Goal: Retype the records below exactly as they appear.

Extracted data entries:
++++++++++++++++++++
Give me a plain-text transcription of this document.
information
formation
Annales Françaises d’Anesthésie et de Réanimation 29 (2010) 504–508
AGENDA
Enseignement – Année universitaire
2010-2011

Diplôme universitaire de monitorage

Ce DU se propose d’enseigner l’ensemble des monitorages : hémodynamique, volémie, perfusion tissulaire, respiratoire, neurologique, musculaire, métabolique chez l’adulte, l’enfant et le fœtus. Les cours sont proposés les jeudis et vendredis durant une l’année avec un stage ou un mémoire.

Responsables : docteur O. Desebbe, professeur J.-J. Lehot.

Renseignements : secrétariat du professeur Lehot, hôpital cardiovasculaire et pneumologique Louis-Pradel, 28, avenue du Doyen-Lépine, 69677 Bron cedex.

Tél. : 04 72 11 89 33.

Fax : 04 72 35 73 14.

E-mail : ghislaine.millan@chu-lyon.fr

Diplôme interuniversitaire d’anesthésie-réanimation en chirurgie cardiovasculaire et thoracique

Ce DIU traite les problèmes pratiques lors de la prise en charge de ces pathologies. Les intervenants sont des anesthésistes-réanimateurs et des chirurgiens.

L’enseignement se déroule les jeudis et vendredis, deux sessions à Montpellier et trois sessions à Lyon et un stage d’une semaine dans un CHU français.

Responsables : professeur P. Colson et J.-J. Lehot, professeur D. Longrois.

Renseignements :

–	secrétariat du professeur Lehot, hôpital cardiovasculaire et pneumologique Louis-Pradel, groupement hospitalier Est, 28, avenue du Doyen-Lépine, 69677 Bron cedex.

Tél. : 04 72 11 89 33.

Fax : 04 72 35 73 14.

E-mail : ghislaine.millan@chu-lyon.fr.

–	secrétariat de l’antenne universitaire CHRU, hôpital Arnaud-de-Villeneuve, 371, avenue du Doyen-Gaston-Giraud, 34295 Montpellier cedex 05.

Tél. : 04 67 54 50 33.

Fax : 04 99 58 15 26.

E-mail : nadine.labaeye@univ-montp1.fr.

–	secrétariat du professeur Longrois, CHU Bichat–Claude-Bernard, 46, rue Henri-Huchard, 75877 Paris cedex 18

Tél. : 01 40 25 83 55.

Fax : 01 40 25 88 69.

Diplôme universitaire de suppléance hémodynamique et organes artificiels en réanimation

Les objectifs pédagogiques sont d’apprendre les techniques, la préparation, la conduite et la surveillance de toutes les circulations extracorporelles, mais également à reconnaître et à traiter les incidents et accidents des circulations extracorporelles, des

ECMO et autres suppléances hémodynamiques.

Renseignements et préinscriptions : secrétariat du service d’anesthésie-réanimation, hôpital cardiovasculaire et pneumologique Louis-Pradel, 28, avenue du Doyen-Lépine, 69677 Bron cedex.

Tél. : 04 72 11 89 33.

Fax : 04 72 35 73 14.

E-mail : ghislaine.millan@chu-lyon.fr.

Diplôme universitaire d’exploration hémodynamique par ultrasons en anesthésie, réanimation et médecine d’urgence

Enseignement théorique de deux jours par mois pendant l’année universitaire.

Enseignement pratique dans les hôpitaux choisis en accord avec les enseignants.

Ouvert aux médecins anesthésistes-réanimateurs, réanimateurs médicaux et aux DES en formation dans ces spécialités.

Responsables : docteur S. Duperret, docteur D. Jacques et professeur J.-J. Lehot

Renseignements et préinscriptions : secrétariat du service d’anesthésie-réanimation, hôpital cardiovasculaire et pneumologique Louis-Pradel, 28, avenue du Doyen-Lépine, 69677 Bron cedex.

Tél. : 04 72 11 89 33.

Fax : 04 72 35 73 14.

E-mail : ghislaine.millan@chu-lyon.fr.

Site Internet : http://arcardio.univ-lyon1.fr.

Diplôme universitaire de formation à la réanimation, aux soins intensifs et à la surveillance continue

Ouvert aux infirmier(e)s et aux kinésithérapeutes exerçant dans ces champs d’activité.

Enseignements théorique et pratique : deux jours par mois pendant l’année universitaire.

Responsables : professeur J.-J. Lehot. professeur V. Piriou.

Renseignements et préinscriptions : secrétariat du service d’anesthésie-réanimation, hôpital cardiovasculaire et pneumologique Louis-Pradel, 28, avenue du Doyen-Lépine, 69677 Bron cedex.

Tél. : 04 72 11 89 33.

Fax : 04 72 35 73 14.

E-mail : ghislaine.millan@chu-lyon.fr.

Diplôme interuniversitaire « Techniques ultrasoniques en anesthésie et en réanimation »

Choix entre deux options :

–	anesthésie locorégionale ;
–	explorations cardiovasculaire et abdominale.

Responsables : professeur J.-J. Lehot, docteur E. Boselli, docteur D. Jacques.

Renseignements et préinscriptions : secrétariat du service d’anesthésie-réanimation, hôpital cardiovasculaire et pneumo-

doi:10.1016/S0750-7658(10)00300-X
++++++++++++++++++++
Written response:
Give me a plain-text transcription of this document.
information
formation
Annales Françaises d’Anesthésie et de Réanimation 29 (2010) 504–508
AGENDA
Enseignement – Année universitaire
2010-2011

Diplôme universitaire de monitorage

Ce DU se propose d’enseigner l’ensemble des monitorages : hémodynamique, volémie, perfusion tissulaire, respiratoire, neurologique, musculaire, métabolique chez l’adulte, l’enfant et le fœtus. Les cours sont proposés les jeudis et vendredis durant une l’année avec un stage ou un mémoire.

Responsables : docteur O. Desebbe, professeur J.-J. Lehot.

Renseignements : secrétariat du professeur Lehot, hôpital cardiovasculaire et pneumologique Louis-Pradel, 28, avenue du Doyen-Lépine, 69677 Bron cedex.

Tél. : 04 72 11 89 33.

Fax : 04 72 35 73 14.

E-mail : ghislaine.millan@chu-lyon.fr

Diplôme interuniversitaire d’anesthésie-réanimation en chirurgie cardiovasculaire et thoracique

Ce DIU traite les problèmes pratiques lors de la prise en charge de ces pathologies. Les intervenants sont des anesthésistes-réanimateurs et des chirurgiens.

L’enseignement se déroule les jeudis et vendredis, deux sessions à Montpellier et trois sessions à Lyon et un stage d’une semaine dans un CHU français.

Responsables : professeur P. Colson et J.-J. Lehot, professeur D. Longrois.

Renseignements :

–	secrétariat du professeur Lehot, hôpital cardiovasculaire et pneumologique Louis-Pradel, groupement hospitalier Est, 28, avenue du Doyen-Lépine, 69677 Bron cedex.

Tél. : 04 72 11 89 33.

Fax : 04 72 35 73 14.

E-mail : ghislaine.millan@chu-lyon.fr.

–	secrétariat de l’antenne universitaire CHRU, hôpital Arnaud-de-Villeneuve, 371, avenue du Doyen-Gaston-Giraud, 34295 Montpellier cedex 05.

Tél. : 04 67 54 50 33.

Fax : 04 99 58 15 26.

E-mail : nadine.labaeye@univ-montp1.fr.

–	secrétariat du professeur Longrois, CHU Bichat–Claude-Bernard, 46, rue Henri-Huchard, 75877 Paris cedex 18

Tél. : 01 40 25 83 55.

Fax : 01 40 25 88 69.

Diplôme universitaire de suppléance hémodynamique et organes artificiels en réanimation

Les objectifs pédagogiques sont d’apprendre les techniques, la préparation, la conduite et la surveillance de toutes les circulations extracorporelles, mais également à reconnaître et à traiter les incidents et accidents des circulations extracorporelles, des

ECMO et autres suppléances hémodynamiques.

Renseignements et préinscriptions : secrétariat du service d’anesthésie-réanimation, hôpital cardiovasculaire et pneumologique Louis-Pradel, 28, avenue du Doyen-Lépine, 69677 Bron cedex.

Tél. : 04 72 11 89 33.

Fax : 04 72 35 73 14.

E-mail : ghislaine.millan@chu-lyon.fr.

Diplôme universitaire d’exploration hémodynamique par ultrasons en anesthésie, réanimation et médecine d’urgence

Enseignement théorique de deux jours par mois pendant l’année universitaire.

Enseignement pratique dans les hôpitaux choisis en accord avec les enseignants.

Ouvert aux médecins anesthésistes-réanimateurs, réanimateurs médicaux et aux DES en formation dans ces spécialités.

Responsables : docteur S. Duperret, docteur D. Jacques et professeur J.-J. Lehot

Renseignements et préinscriptions : secrétariat du service d’anesthésie-réanimation, hôpital cardiovasculaire et pneumologique Louis-Pradel, 28, avenue du Doyen-Lépine, 69677 Bron cedex.

Tél. : 04 72 11 89 33.

Fax : 04 72 35 73 14.

E-mail : ghislaine.millan@chu-lyon.fr.

Site Internet : http://arcardio.univ-lyon1.fr.

Diplôme universitaire de formation à la réanimation, aux soins intensifs et à la surveillance continue

Ouvert aux infirmier(e)s et aux kinésithérapeutes exerçant dans ces champs d’activité.

Enseignements théorique et pratique : deux jours par mois pendant l’année universitaire.

Responsables : professeur J.-J. Lehot. professeur V. Piriou.

Renseignements et préinscriptions : secrétariat du service d’anesthésie-réanimation, hôpital cardiovasculaire et pneumologique Louis-Pradel, 28, avenue du Doyen-Lépine, 69677 Bron cedex.

Tél. : 04 72 11 89 33.

Fax : 04 72 35 73 14.

E-mail : ghislaine.millan@chu-lyon.fr.

Diplôme interuniversitaire « Techniques ultrasoniques en anesthésie et en réanimation »

Choix entre deux options :

–	anesthésie locorégionale ;
–	explorations cardiovasculaire et abdominale.

Responsables : professeur J.-J. Lehot, docteur E. Boselli, docteur D. Jacques.

Renseignements et préinscriptions : secrétariat du service d’anesthésie-réanimation, hôpital cardiovasculaire et pneumo-

doi:10.1016/S0750-7658(10)00300-X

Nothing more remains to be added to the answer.